Pick out the lines in the listing below that contain the word "students" and copy them.
-.-.-
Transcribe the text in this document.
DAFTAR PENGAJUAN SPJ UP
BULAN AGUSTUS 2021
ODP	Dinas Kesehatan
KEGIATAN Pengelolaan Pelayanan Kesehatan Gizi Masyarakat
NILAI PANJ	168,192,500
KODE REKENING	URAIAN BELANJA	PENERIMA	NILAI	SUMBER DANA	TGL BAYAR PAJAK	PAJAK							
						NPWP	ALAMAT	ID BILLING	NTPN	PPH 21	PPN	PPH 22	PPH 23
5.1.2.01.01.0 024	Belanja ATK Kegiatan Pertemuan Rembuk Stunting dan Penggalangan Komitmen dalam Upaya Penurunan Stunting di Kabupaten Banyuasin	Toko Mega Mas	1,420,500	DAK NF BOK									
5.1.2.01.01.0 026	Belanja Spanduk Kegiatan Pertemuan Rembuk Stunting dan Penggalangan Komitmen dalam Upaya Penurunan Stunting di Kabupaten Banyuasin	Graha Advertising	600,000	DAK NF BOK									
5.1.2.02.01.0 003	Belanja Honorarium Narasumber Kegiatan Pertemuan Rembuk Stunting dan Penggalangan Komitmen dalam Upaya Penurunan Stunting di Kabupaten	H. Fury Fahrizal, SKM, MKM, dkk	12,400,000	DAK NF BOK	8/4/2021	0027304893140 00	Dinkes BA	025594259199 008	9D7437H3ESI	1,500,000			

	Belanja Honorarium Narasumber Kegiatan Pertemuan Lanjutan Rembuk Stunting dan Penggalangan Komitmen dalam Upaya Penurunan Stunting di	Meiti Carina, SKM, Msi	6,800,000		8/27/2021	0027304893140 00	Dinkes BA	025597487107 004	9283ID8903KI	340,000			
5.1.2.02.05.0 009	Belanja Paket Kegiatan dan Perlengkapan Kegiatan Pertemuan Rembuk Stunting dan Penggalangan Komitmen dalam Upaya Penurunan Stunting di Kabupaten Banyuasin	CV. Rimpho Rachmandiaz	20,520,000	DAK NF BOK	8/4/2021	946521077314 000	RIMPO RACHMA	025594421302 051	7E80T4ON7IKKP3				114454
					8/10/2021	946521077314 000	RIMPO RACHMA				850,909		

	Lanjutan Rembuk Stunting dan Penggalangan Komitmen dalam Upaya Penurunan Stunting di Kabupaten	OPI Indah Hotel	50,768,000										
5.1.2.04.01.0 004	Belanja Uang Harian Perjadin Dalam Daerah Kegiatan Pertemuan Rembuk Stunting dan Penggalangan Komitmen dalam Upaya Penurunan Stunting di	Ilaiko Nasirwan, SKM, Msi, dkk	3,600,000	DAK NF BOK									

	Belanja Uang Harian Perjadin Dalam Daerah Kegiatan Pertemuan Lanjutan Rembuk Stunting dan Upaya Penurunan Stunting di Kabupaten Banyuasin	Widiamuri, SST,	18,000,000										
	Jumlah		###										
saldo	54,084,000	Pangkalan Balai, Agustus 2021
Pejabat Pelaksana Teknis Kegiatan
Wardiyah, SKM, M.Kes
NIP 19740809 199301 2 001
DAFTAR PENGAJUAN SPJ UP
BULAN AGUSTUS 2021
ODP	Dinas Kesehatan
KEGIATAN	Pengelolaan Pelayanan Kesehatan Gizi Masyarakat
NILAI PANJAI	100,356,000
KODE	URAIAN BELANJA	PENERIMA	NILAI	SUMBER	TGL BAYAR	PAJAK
-.-.-
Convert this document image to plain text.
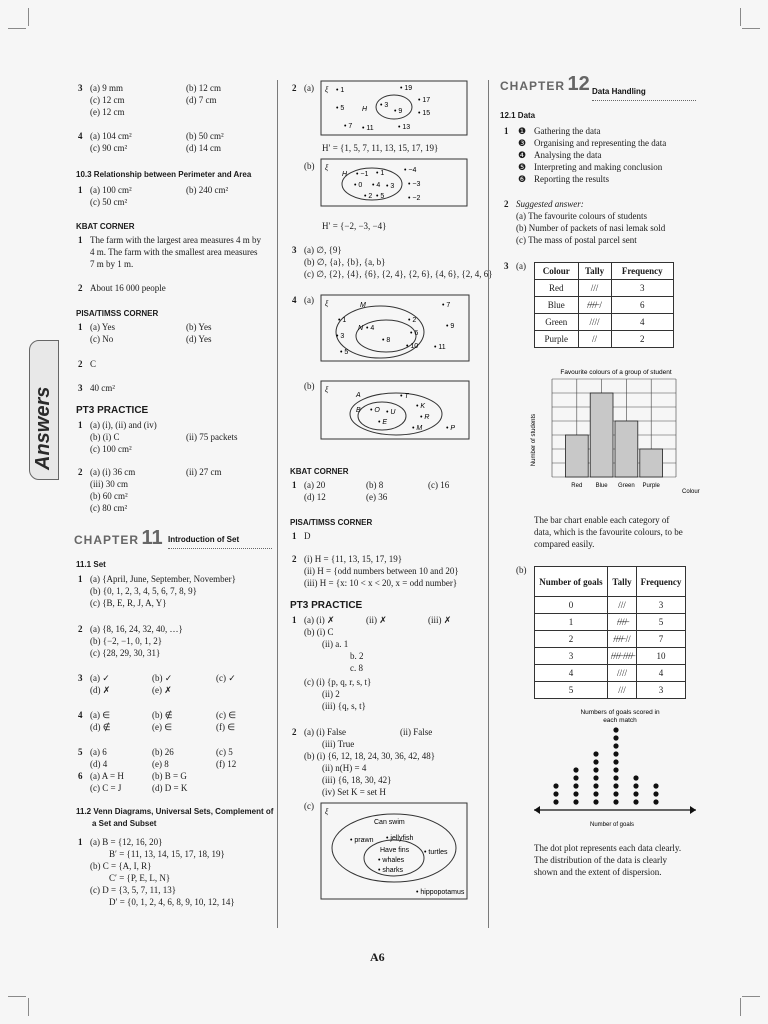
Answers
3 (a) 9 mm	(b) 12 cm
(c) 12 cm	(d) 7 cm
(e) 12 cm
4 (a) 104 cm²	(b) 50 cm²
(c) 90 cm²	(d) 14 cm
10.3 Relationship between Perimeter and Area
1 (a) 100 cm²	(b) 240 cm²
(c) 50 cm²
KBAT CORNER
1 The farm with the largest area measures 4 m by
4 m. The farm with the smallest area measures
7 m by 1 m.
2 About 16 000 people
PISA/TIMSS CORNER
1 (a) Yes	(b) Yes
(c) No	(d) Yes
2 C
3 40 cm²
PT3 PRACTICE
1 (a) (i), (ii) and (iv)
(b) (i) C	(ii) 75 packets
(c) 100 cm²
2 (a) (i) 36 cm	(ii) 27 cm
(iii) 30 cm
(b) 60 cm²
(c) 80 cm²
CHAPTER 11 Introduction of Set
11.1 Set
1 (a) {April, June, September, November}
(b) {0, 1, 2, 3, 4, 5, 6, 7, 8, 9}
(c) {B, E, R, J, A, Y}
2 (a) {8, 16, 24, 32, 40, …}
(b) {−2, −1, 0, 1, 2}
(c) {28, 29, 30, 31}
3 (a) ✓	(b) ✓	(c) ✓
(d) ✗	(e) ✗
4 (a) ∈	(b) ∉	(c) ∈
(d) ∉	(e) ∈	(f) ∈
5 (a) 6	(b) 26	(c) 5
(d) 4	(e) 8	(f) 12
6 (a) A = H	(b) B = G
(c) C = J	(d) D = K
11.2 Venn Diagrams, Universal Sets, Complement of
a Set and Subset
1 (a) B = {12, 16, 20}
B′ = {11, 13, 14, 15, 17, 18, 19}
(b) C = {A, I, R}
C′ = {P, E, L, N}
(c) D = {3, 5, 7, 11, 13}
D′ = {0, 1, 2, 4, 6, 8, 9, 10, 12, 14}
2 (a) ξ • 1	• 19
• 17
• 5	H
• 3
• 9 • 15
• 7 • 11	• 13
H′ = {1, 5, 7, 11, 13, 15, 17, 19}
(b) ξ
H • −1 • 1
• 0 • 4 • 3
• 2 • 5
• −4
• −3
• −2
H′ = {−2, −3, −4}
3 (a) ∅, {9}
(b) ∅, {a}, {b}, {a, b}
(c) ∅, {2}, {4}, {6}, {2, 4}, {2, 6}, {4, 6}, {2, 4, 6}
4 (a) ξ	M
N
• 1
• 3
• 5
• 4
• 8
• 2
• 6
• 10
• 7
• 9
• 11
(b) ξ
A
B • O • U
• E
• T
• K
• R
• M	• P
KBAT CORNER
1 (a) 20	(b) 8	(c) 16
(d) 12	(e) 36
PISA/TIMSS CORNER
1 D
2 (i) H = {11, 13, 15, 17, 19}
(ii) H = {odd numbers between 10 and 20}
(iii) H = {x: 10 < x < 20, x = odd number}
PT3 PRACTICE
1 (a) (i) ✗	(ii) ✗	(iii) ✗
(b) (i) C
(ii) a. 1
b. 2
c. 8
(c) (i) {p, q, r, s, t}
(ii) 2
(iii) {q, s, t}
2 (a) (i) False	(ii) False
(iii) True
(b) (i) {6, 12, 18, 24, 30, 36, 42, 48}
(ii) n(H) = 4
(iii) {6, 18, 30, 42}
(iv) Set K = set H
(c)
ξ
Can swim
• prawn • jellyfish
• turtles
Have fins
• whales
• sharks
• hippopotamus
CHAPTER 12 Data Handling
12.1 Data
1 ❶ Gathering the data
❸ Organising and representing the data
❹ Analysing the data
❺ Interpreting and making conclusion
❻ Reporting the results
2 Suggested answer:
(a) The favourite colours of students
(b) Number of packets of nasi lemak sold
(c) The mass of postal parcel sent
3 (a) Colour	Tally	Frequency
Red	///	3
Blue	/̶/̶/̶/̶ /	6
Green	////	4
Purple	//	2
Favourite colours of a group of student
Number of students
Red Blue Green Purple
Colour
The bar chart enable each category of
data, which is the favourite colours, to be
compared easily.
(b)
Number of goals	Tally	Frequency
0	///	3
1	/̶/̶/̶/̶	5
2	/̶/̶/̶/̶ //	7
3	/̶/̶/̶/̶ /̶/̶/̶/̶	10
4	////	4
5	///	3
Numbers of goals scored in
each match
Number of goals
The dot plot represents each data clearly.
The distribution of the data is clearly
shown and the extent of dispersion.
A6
-.-.-
_Output below_:
(a) The favourite colours of students
Number of students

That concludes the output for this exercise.